§ **PROBLEM DETAILS**
Copy each line containing the word "ascoltare" from the records that follow, please.

Stored entries:

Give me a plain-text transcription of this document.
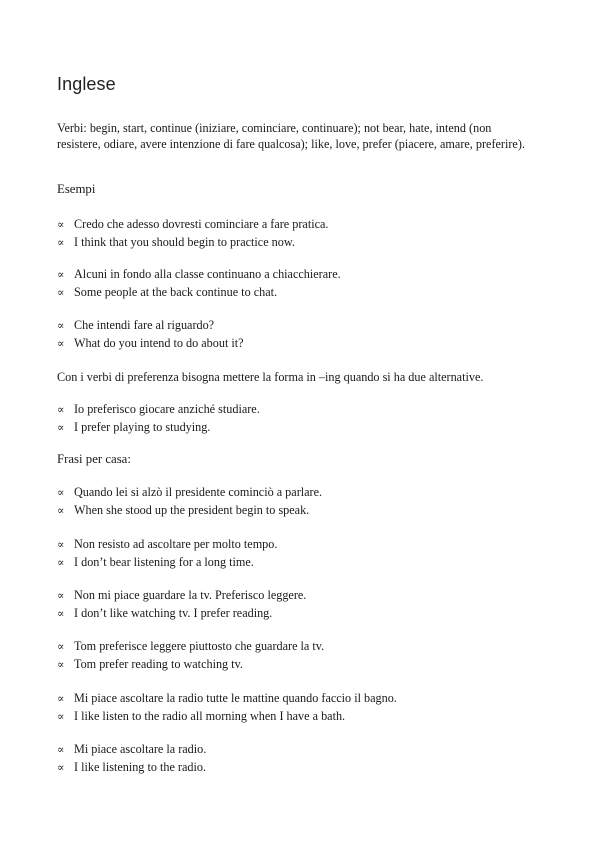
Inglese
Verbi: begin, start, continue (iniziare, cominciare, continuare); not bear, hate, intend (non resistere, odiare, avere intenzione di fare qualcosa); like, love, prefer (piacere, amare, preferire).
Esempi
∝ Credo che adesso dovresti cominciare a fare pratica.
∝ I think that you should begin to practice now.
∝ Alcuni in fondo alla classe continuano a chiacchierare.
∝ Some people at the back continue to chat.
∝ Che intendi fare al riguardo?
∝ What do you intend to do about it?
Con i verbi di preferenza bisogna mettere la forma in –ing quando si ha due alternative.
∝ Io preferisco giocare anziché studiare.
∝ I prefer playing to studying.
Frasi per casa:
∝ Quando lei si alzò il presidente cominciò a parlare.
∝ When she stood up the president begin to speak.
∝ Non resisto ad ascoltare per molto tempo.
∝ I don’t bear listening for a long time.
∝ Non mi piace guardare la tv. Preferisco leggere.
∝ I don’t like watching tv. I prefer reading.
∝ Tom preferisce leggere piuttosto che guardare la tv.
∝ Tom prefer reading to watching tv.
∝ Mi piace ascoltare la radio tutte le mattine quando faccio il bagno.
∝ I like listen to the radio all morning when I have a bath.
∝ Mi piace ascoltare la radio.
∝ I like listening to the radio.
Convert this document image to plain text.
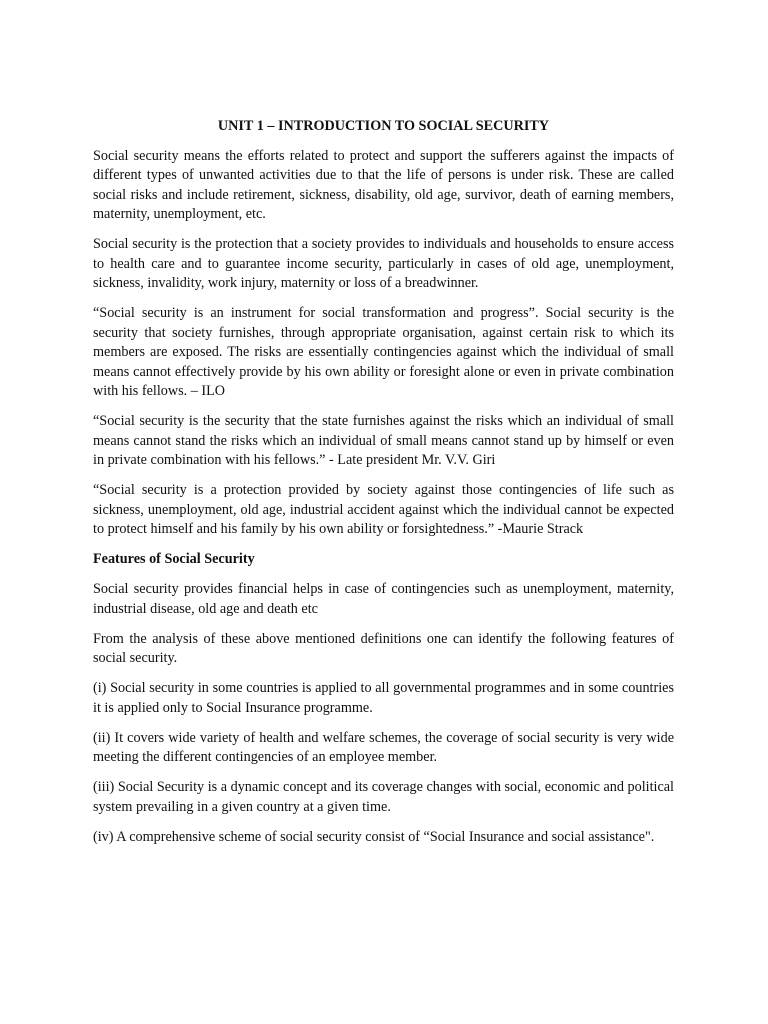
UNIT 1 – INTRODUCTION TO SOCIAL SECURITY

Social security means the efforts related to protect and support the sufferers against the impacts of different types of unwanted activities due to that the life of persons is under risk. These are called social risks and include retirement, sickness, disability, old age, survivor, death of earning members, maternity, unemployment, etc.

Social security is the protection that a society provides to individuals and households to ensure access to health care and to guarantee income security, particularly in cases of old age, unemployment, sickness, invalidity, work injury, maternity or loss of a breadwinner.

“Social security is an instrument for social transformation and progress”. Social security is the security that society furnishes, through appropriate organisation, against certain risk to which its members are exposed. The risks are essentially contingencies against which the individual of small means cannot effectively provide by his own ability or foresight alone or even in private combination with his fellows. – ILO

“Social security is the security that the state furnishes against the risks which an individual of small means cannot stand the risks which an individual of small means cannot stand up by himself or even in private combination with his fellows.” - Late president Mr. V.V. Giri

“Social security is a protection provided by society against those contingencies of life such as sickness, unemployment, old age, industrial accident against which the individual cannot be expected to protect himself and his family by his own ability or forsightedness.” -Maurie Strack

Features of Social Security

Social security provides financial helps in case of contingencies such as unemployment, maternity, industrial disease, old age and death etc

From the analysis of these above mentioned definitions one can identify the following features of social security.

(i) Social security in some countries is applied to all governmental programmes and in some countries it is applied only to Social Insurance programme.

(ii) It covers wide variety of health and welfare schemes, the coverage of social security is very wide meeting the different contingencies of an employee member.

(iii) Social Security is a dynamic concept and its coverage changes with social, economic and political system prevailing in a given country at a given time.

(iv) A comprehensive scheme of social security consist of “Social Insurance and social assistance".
...
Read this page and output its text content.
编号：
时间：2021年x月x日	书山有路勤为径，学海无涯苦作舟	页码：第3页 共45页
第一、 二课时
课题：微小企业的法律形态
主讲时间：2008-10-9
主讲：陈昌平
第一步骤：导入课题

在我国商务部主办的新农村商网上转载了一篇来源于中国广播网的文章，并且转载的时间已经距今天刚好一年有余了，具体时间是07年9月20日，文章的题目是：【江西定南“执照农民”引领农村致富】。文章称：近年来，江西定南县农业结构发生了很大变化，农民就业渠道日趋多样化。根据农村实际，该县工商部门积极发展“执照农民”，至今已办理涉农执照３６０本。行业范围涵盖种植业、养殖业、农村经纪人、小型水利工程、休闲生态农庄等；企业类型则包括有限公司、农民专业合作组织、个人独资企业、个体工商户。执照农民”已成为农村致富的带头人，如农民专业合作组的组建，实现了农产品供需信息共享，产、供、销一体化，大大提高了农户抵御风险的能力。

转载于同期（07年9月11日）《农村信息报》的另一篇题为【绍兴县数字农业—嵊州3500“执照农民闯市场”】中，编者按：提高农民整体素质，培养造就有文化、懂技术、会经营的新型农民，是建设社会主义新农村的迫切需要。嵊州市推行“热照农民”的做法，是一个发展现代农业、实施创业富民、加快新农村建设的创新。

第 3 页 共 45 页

§ **EXERCISE RESPONSE**
∝ Non resisto ad ascoltare per molto tempo.
∝ Mi piace ascoltare la radio tutte le mattine quando faccio il bagno.
∝ Mi piace ascoltare la radio.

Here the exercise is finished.